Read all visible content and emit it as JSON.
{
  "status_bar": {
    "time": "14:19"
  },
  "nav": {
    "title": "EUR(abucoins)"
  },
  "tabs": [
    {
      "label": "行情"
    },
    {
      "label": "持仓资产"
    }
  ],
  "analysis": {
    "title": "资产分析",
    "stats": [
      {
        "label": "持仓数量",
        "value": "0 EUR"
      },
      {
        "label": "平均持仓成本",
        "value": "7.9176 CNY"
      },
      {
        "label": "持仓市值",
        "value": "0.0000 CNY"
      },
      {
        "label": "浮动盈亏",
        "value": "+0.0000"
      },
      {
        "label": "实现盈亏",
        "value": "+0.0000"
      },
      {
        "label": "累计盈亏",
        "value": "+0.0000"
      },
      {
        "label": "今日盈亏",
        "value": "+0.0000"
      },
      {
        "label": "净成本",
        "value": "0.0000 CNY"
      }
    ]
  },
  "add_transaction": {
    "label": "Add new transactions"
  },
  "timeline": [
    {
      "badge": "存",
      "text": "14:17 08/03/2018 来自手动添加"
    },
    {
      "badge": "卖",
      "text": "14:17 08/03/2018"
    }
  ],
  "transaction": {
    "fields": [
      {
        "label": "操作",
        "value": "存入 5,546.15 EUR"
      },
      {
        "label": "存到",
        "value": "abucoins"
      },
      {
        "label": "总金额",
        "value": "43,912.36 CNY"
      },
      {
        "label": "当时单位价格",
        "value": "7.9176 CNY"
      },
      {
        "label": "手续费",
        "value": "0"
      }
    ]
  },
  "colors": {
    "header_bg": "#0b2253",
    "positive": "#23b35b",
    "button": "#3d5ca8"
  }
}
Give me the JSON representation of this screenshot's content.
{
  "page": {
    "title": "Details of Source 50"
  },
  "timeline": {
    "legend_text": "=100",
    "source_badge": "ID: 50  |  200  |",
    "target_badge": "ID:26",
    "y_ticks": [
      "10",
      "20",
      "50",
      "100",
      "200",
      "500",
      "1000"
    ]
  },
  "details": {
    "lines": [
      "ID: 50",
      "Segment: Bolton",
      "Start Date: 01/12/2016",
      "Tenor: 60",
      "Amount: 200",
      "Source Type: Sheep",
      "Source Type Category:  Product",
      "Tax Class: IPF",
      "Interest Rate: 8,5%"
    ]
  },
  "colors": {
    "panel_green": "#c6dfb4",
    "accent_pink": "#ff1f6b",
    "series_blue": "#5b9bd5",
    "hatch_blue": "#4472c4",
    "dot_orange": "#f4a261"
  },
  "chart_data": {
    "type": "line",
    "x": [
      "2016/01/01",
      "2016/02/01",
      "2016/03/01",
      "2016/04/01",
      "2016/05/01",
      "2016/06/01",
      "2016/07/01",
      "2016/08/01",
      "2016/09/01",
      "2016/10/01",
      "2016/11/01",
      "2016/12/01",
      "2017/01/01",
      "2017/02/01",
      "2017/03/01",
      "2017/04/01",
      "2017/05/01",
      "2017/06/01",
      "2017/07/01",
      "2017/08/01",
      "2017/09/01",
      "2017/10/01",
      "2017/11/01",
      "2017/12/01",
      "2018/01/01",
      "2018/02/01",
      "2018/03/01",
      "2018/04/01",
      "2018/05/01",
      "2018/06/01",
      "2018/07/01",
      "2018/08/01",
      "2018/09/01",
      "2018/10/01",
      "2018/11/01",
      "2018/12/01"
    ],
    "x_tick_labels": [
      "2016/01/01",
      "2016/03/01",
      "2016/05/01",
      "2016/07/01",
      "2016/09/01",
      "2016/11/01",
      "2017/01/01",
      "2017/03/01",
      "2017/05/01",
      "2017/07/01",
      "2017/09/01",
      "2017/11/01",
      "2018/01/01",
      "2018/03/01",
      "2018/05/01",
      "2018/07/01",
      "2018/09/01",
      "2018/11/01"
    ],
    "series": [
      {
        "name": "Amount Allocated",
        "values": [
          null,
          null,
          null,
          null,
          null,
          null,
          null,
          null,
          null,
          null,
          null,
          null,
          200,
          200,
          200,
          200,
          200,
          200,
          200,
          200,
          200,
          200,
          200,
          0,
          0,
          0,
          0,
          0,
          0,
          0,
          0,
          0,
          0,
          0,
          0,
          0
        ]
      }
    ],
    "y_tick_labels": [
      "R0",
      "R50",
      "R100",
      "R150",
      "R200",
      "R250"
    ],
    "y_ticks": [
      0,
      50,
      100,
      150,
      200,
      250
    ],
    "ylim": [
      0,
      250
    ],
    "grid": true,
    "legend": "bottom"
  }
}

• Set task: Reproduce the records word for word.

• Written answer:
Read all visible content and emit it as JSON.
{
  "status_bar": {
    "time": "14:19"
  },
  "nav": {
    "title": "EUR(abucoins)"
  },
  "tabs": [
    {
      "label": "行情"
    },
    {
      "label": "持仓资产"
    }
  ],
  "analysis": {
    "title": "资产分析",
    "stats": [
      {
        "label": "持仓数量",
        "value": "0 EUR"
      },
      {
        "label": "平均持仓成本",
        "value": "7.9176 CNY"
      },
      {
        "label": "持仓市值",
        "value": "0.0000 CNY"
      },
      {
        "label": "浮动盈亏",
        "value": "+0.0000"
      },
      {
        "label": "实现盈亏",
        "value": "+0.0000"
      },
      {
        "label": "累计盈亏",
        "value": "+0.0000"
      },
      {
        "label": "今日盈亏",
        "value": "+0.0000"
      },
      {
        "label": "净成本",
        "value": "0.0000 CNY"
      }
    ]
  },
  "add_transaction": {
    "label": "Add new transactions"
  },
  "timeline": [
    {
      "badge": "存",
      "text": "14:17 08/03/2018 来自手动添加"
    },
    {
      "badge": "卖",
      "text": "14:17 08/03/2018"
    }
  ],
  "transaction": {
    "fields": [
      {
        "label": "操作",
        "value": "存入 5,546.15 EUR"
      },
      {
        "label": "存到",
        "value": "abucoins"
      },
      {
        "label": "总金额",
        "value": "43,912.36 CNY"
      },
      {
        "label": "当时单位价格",
        "value": "7.9176 CNY"
      },
      {
        "label": "手续费",
        "value": "0"
      }
    ]
  },
  "colors": {
    "header_bg": "#0b2253",
    "positive": "#23b35b",
    "button": "#3d5ca8"
  }
}
Give me the JSON representation of this screenshot's content.
{
  "page": {
    "title": "Details of Source 50"
  },
  "timeline": {
    "legend_text": "=100",
    "source_badge": "ID: 50  |  200  |",
    "target_badge": "ID:26",
    "y_ticks": [
      "10",
      "20",
      "50",
      "100",
      "200",
      "500",
      "1000"
    ]
  },
  "details": {
    "lines": [
      "ID: 50",
      "Segment: Bolton",
      "Start Date: 01/12/2016",
      "Tenor: 60",
      "Amount: 200",
      "Source Type: Sheep",
      "Source Type Category:  Product",
      "Tax Class: IPF",
      "Interest Rate: 8,5%"
    ]
  },
  "colors": {
    "panel_green": "#c6dfb4",
    "accent_pink": "#ff1f6b",
    "series_blue": "#5b9bd5",
    "hatch_blue": "#4472c4",
    "dot_orange": "#f4a261"
  },
  "chart_data": {
    "type": "line",
    "x": [
      "2016/01/01",
      "2016/02/01",
      "2016/03/01",
      "2016/04/01",
      "2016/05/01",
      "2016/06/01",
      "2016/07/01",
      "2016/08/01",
      "2016/09/01",
      "2016/10/01",
      "2016/11/01",
      "2016/12/01",
      "2017/01/01",
      "2017/02/01",
      "2017/03/01",
      "2017/04/01",
      "2017/05/01",
      "2017/06/01",
      "2017/07/01",
      "2017/08/01",
      "2017/09/01",
      "2017/10/01",
      "2017/11/01",
      "2017/12/01",
      "2018/01/01",
      "2018/02/01",
      "2018/03/01",
      "2018/04/01",
      "2018/05/01",
      "2018/06/01",
      "2018/07/01",
      "2018/08/01",
      "2018/09/01",
      "2018/10/01",
      "2018/11/01",
      "2018/12/01"
    ],
    "x_tick_labels": [
      "2016/01/01",
      "2016/03/01",
      "2016/05/01",
      "2016/07/01",
      "2016/09/01",
      "2016/11/01",
      "2017/01/01",
      "2017/03/01",
      "2017/05/01",
      "2017/07/01",
      "2017/09/01",
      "2017/11/01",
      "2018/01/01",
      "2018/03/01",
      "2018/05/01",
      "2018/07/01",
      "2018/09/01",
      "2018/11/01"
    ],
    "series": [
      {
        "name": "Amount Allocated",
        "values": [
          null,
          null,
          null,
          null,
          null,
          null,
          null,
          null,
          null,
          null,
          null,
          null,
          200,
          200,
          200,
          200,
          200,
          200,
          200,
          200,
          200,
          200,
          200,
          0,
          0,
          0,
          0,
          0,
          0,
          0,
          0,
          0,
          0,
          0,
          0,
          0
        ]
      }
    ],
    "y_tick_labels": [
      "R0",
      "R50",
      "R100",
      "R150",
      "R200",
      "R250"
    ],
    "y_ticks": [
      0,
      50,
      100,
      150,
      200,
      250
    ],
    "ylim": [
      0,
      250
    ],
    "grid": true,
    "legend": "bottom"
  }
}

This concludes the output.